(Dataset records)
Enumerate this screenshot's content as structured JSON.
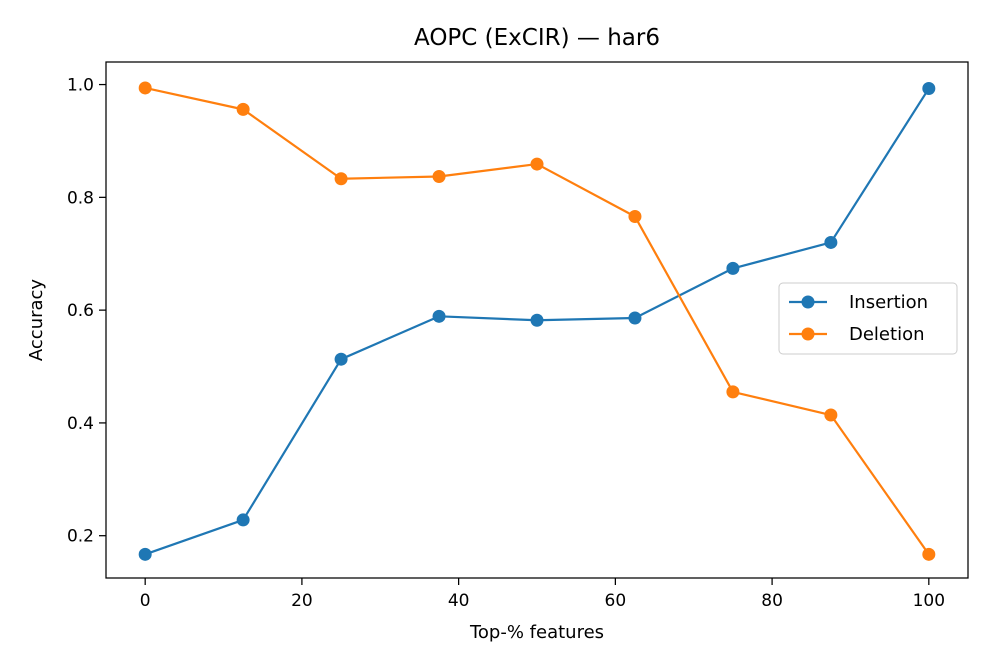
{
  "chart_data": {
    "type": "line",
    "title": "AOPC (ExCIR) — har6",
    "xlabel": "Top-% features",
    "ylabel": "Accuracy",
    "xlim": [
      -5,
      105
    ],
    "ylim": [
      0.125,
      1.04
    ],
    "x_ticks": [
      0,
      20,
      40,
      60,
      80,
      100
    ],
    "x_tick_labels": [
      "0",
      "20",
      "40",
      "60",
      "80",
      "100"
    ],
    "y_ticks": [
      0.2,
      0.4,
      0.6,
      0.8,
      1.0
    ],
    "y_tick_labels": [
      "0.2",
      "0.4",
      "0.6",
      "0.8",
      "1.0"
    ],
    "x": [
      0,
      12.5,
      25,
      37.5,
      50,
      62.5,
      75,
      87.5,
      100
    ],
    "grid": false,
    "legend_position": "center-right",
    "series": [
      {
        "name": "Insertion",
        "color": "#1f77b4",
        "marker": "circle",
        "values": [
          0.167,
          0.228,
          0.513,
          0.589,
          0.582,
          0.586,
          0.674,
          0.72,
          0.993
        ]
      },
      {
        "name": "Deletion",
        "color": "#ff7f0e",
        "marker": "circle",
        "values": [
          0.994,
          0.956,
          0.833,
          0.837,
          0.859,
          0.766,
          0.455,
          0.414,
          0.167
        ]
      }
    ]
  }
}
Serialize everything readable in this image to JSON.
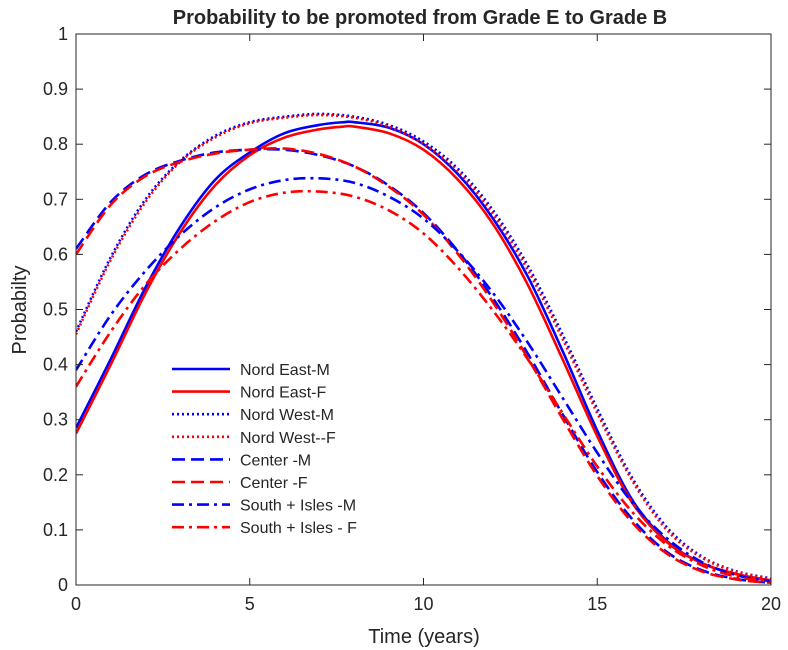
{
  "chart_data": {
    "type": "line",
    "title": "Probability to be promoted from Grade E to Grade B",
    "xlabel": "Time (years)",
    "ylabel": "Probabilty",
    "xlim": [
      0,
      20
    ],
    "ylim": [
      0,
      1
    ],
    "xticks": [
      0,
      5,
      10,
      15,
      20
    ],
    "yticks": [
      0,
      0.1,
      0.2,
      0.3,
      0.4,
      0.5,
      0.6,
      0.7,
      0.8,
      0.9,
      1
    ],
    "ytick_labels": [
      "0",
      "0.1",
      "0.2",
      "0.3",
      "0.4",
      "0.5",
      "0.6",
      "0.7",
      "0.8",
      "0.9",
      "1"
    ],
    "grid": false,
    "legend_position": "bottom-left",
    "series": [
      {
        "name": "Nord East-M",
        "color": "#0000ff",
        "style": "solid",
        "x": [
          0,
          1,
          2,
          3,
          4,
          5,
          6,
          7,
          7.7,
          8,
          9,
          10,
          11,
          12,
          13,
          14,
          15,
          16,
          17,
          18,
          19,
          20
        ],
        "y": [
          0.285,
          0.41,
          0.54,
          0.65,
          0.735,
          0.785,
          0.82,
          0.835,
          0.84,
          0.84,
          0.83,
          0.8,
          0.745,
          0.665,
          0.56,
          0.425,
          0.28,
          0.155,
          0.08,
          0.04,
          0.02,
          0.008
        ]
      },
      {
        "name": "Nord East-F",
        "color": "#ff0000",
        "style": "solid",
        "x": [
          0,
          1,
          2,
          3,
          4,
          5,
          6,
          7,
          7.7,
          8,
          9,
          10,
          11,
          12,
          13,
          14,
          15,
          16,
          17,
          18,
          19,
          20
        ],
        "y": [
          0.275,
          0.4,
          0.53,
          0.64,
          0.725,
          0.78,
          0.812,
          0.827,
          0.832,
          0.832,
          0.82,
          0.79,
          0.735,
          0.655,
          0.545,
          0.41,
          0.27,
          0.15,
          0.078,
          0.04,
          0.02,
          0.008
        ]
      },
      {
        "name": "Nord West-M",
        "color": "#0000ff",
        "style": "dotted",
        "x": [
          0,
          1,
          2,
          3,
          4,
          5,
          6,
          7,
          8,
          9,
          10,
          11,
          12,
          13,
          14,
          15,
          16,
          17,
          18,
          19,
          20
        ],
        "y": [
          0.46,
          0.595,
          0.7,
          0.77,
          0.815,
          0.84,
          0.85,
          0.855,
          0.85,
          0.835,
          0.805,
          0.755,
          0.68,
          0.58,
          0.455,
          0.32,
          0.195,
          0.105,
          0.052,
          0.025,
          0.012
        ]
      },
      {
        "name": "Nord West--F",
        "color": "#ff0000",
        "style": "dotted",
        "x": [
          0,
          1,
          2,
          3,
          4,
          5,
          6,
          7,
          8,
          9,
          10,
          11,
          12,
          13,
          14,
          15,
          16,
          17,
          18,
          19,
          20
        ],
        "y": [
          0.455,
          0.59,
          0.695,
          0.768,
          0.812,
          0.838,
          0.848,
          0.853,
          0.848,
          0.832,
          0.8,
          0.75,
          0.673,
          0.572,
          0.447,
          0.312,
          0.19,
          0.1,
          0.05,
          0.024,
          0.011
        ]
      },
      {
        "name": "Center -M",
        "color": "#0000ff",
        "style": "dashed",
        "x": [
          0,
          1,
          2,
          3,
          4,
          5,
          6,
          7,
          8,
          9,
          10,
          11,
          12,
          13,
          14,
          15,
          16,
          17,
          18,
          19,
          20
        ],
        "y": [
          0.61,
          0.695,
          0.745,
          0.77,
          0.785,
          0.79,
          0.79,
          0.78,
          0.76,
          0.725,
          0.675,
          0.605,
          0.52,
          0.42,
          0.31,
          0.205,
          0.12,
          0.06,
          0.027,
          0.011,
          0.004
        ]
      },
      {
        "name": "Center -F",
        "color": "#ff0000",
        "style": "dashed",
        "x": [
          0,
          1,
          2,
          3,
          4,
          5,
          6,
          7,
          8,
          9,
          10,
          11,
          12,
          13,
          14,
          15,
          16,
          17,
          18,
          19,
          20
        ],
        "y": [
          0.6,
          0.69,
          0.742,
          0.768,
          0.783,
          0.79,
          0.792,
          0.782,
          0.76,
          0.723,
          0.672,
          0.6,
          0.513,
          0.412,
          0.302,
          0.198,
          0.114,
          0.057,
          0.025,
          0.01,
          0.004
        ]
      },
      {
        "name": "South + Isles -M",
        "color": "#0000ff",
        "style": "dashdot",
        "x": [
          0,
          1,
          2,
          3,
          4,
          5,
          6,
          7,
          8,
          9,
          10,
          11,
          12,
          13,
          14,
          15,
          16,
          17,
          18,
          19,
          20
        ],
        "y": [
          0.39,
          0.49,
          0.57,
          0.635,
          0.685,
          0.718,
          0.735,
          0.738,
          0.73,
          0.705,
          0.665,
          0.605,
          0.53,
          0.44,
          0.34,
          0.24,
          0.15,
          0.085,
          0.042,
          0.018,
          0.007
        ]
      },
      {
        "name": "South + Isles - F",
        "color": "#ff0000",
        "style": "dashdot",
        "x": [
          0,
          1,
          2,
          3,
          4,
          5,
          6,
          7,
          8,
          9,
          10,
          11,
          12,
          13,
          14,
          15,
          16,
          17,
          18,
          19,
          20
        ],
        "y": [
          0.36,
          0.46,
          0.545,
          0.61,
          0.66,
          0.695,
          0.712,
          0.714,
          0.705,
          0.68,
          0.638,
          0.575,
          0.498,
          0.41,
          0.312,
          0.215,
          0.133,
          0.073,
          0.036,
          0.015,
          0.006
        ]
      }
    ]
  }
}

• **Problem to solve**
All the lines above are to be given again exactly as they read, with the pictures removed.

• **Written answer**
Enumerate this screenshot's content as structured JSON.
{
  "chart_data": {
    "type": "line",
    "title": "AOPC (ExCIR) — har6",
    "xlabel": "Top-% features",
    "ylabel": "Accuracy",
    "xlim": [
      -5,
      105
    ],
    "ylim": [
      0.125,
      1.04
    ],
    "x_ticks": [
      0,
      20,
      40,
      60,
      80,
      100
    ],
    "x_tick_labels": [
      "0",
      "20",
      "40",
      "60",
      "80",
      "100"
    ],
    "y_ticks": [
      0.2,
      0.4,
      0.6,
      0.8,
      1.0
    ],
    "y_tick_labels": [
      "0.2",
      "0.4",
      "0.6",
      "0.8",
      "1.0"
    ],
    "x": [
      0,
      12.5,
      25,
      37.5,
      50,
      62.5,
      75,
      87.5,
      100
    ],
    "grid": false,
    "legend_position": "center-right",
    "series": [
      {
        "name": "Insertion",
        "color": "#1f77b4",
        "marker": "circle",
        "values": [
          0.167,
          0.228,
          0.513,
          0.589,
          0.582,
          0.586,
          0.674,
          0.72,
          0.993
        ]
      },
      {
        "name": "Deletion",
        "color": "#ff7f0e",
        "marker": "circle",
        "values": [
          0.994,
          0.956,
          0.833,
          0.837,
          0.859,
          0.766,
          0.455,
          0.414,
          0.167
        ]
      }
    ]
  }
}
Serialize everything readable in this image to JSON.
{
  "chart_data": {
    "type": "line",
    "title": "Probability to be promoted from Grade E to Grade B",
    "xlabel": "Time (years)",
    "ylabel": "Probabilty",
    "xlim": [
      0,
      20
    ],
    "ylim": [
      0,
      1
    ],
    "xticks": [
      0,
      5,
      10,
      15,
      20
    ],
    "yticks": [
      0,
      0.1,
      0.2,
      0.3,
      0.4,
      0.5,
      0.6,
      0.7,
      0.8,
      0.9,
      1
    ],
    "ytick_labels": [
      "0",
      "0.1",
      "0.2",
      "0.3",
      "0.4",
      "0.5",
      "0.6",
      "0.7",
      "0.8",
      "0.9",
      "1"
    ],
    "grid": false,
    "legend_position": "bottom-left",
    "series": [
      {
        "name": "Nord East-M",
        "color": "#0000ff",
        "style": "solid",
        "x": [
          0,
          1,
          2,
          3,
          4,
          5,
          6,
          7,
          7.7,
          8,
          9,
          10,
          11,
          12,
          13,
          14,
          15,
          16,
          17,
          18,
          19,
          20
        ],
        "y": [
          0.285,
          0.41,
          0.54,
          0.65,
          0.735,
          0.785,
          0.82,
          0.835,
          0.84,
          0.84,
          0.83,
          0.8,
          0.745,
          0.665,
          0.56,
          0.425,
          0.28,
          0.155,
          0.08,
          0.04,
          0.02,
          0.008
        ]
      },
      {
        "name": "Nord East-F",
        "color": "#ff0000",
        "style": "solid",
        "x": [
          0,
          1,
          2,
          3,
          4,
          5,
          6,
          7,
          7.7,
          8,
          9,
          10,
          11,
          12,
          13,
          14,
          15,
          16,
          17,
          18,
          19,
          20
        ],
        "y": [
          0.275,
          0.4,
          0.53,
          0.64,
          0.725,
          0.78,
          0.812,
          0.827,
          0.832,
          0.832,
          0.82,
          0.79,
          0.735,
          0.655,
          0.545,
          0.41,
          0.27,
          0.15,
          0.078,
          0.04,
          0.02,
          0.008
        ]
      },
      {
        "name": "Nord West-M",
        "color": "#0000ff",
        "style": "dotted",
        "x": [
          0,
          1,
          2,
          3,
          4,
          5,
          6,
          7,
          8,
          9,
          10,
          11,
          12,
          13,
          14,
          15,
          16,
          17,
          18,
          19,
          20
        ],
        "y": [
          0.46,
          0.595,
          0.7,
          0.77,
          0.815,
          0.84,
          0.85,
          0.855,
          0.85,
          0.835,
          0.805,
          0.755,
          0.68,
          0.58,
          0.455,
          0.32,
          0.195,
          0.105,
          0.052,
          0.025,
          0.012
        ]
      },
      {
        "name": "Nord West--F",
        "color": "#ff0000",
        "style": "dotted",
        "x": [
          0,
          1,
          2,
          3,
          4,
          5,
          6,
          7,
          8,
          9,
          10,
          11,
          12,
          13,
          14,
          15,
          16,
          17,
          18,
          19,
          20
        ],
        "y": [
          0.455,
          0.59,
          0.695,
          0.768,
          0.812,
          0.838,
          0.848,
          0.853,
          0.848,
          0.832,
          0.8,
          0.75,
          0.673,
          0.572,
          0.447,
          0.312,
          0.19,
          0.1,
          0.05,
          0.024,
          0.011
        ]
      },
      {
        "name": "Center -M",
        "color": "#0000ff",
        "style": "dashed",
        "x": [
          0,
          1,
          2,
          3,
          4,
          5,
          6,
          7,
          8,
          9,
          10,
          11,
          12,
          13,
          14,
          15,
          16,
          17,
          18,
          19,
          20
        ],
        "y": [
          0.61,
          0.695,
          0.745,
          0.77,
          0.785,
          0.79,
          0.79,
          0.78,
          0.76,
          0.725,
          0.675,
          0.605,
          0.52,
          0.42,
          0.31,
          0.205,
          0.12,
          0.06,
          0.027,
          0.011,
          0.004
        ]
      },
      {
        "name": "Center -F",
        "color": "#ff0000",
        "style": "dashed",
        "x": [
          0,
          1,
          2,
          3,
          4,
          5,
          6,
          7,
          8,
          9,
          10,
          11,
          12,
          13,
          14,
          15,
          16,
          17,
          18,
          19,
          20
        ],
        "y": [
          0.6,
          0.69,
          0.742,
          0.768,
          0.783,
          0.79,
          0.792,
          0.782,
          0.76,
          0.723,
          0.672,
          0.6,
          0.513,
          0.412,
          0.302,
          0.198,
          0.114,
          0.057,
          0.025,
          0.01,
          0.004
        ]
      },
      {
        "name": "South + Isles -M",
        "color": "#0000ff",
        "style": "dashdot",
        "x": [
          0,
          1,
          2,
          3,
          4,
          5,
          6,
          7,
          8,
          9,
          10,
          11,
          12,
          13,
          14,
          15,
          16,
          17,
          18,
          19,
          20
        ],
        "y": [
          0.39,
          0.49,
          0.57,
          0.635,
          0.685,
          0.718,
          0.735,
          0.738,
          0.73,
          0.705,
          0.665,
          0.605,
          0.53,
          0.44,
          0.34,
          0.24,
          0.15,
          0.085,
          0.042,
          0.018,
          0.007
        ]
      },
      {
        "name": "South + Isles - F",
        "color": "#ff0000",
        "style": "dashdot",
        "x": [
          0,
          1,
          2,
          3,
          4,
          5,
          6,
          7,
          8,
          9,
          10,
          11,
          12,
          13,
          14,
          15,
          16,
          17,
          18,
          19,
          20
        ],
        "y": [
          0.36,
          0.46,
          0.545,
          0.61,
          0.66,
          0.695,
          0.712,
          0.714,
          0.705,
          0.68,
          0.638,
          0.575,
          0.498,
          0.41,
          0.312,
          0.215,
          0.133,
          0.073,
          0.036,
          0.015,
          0.006
        ]
      }
    ]
  }
}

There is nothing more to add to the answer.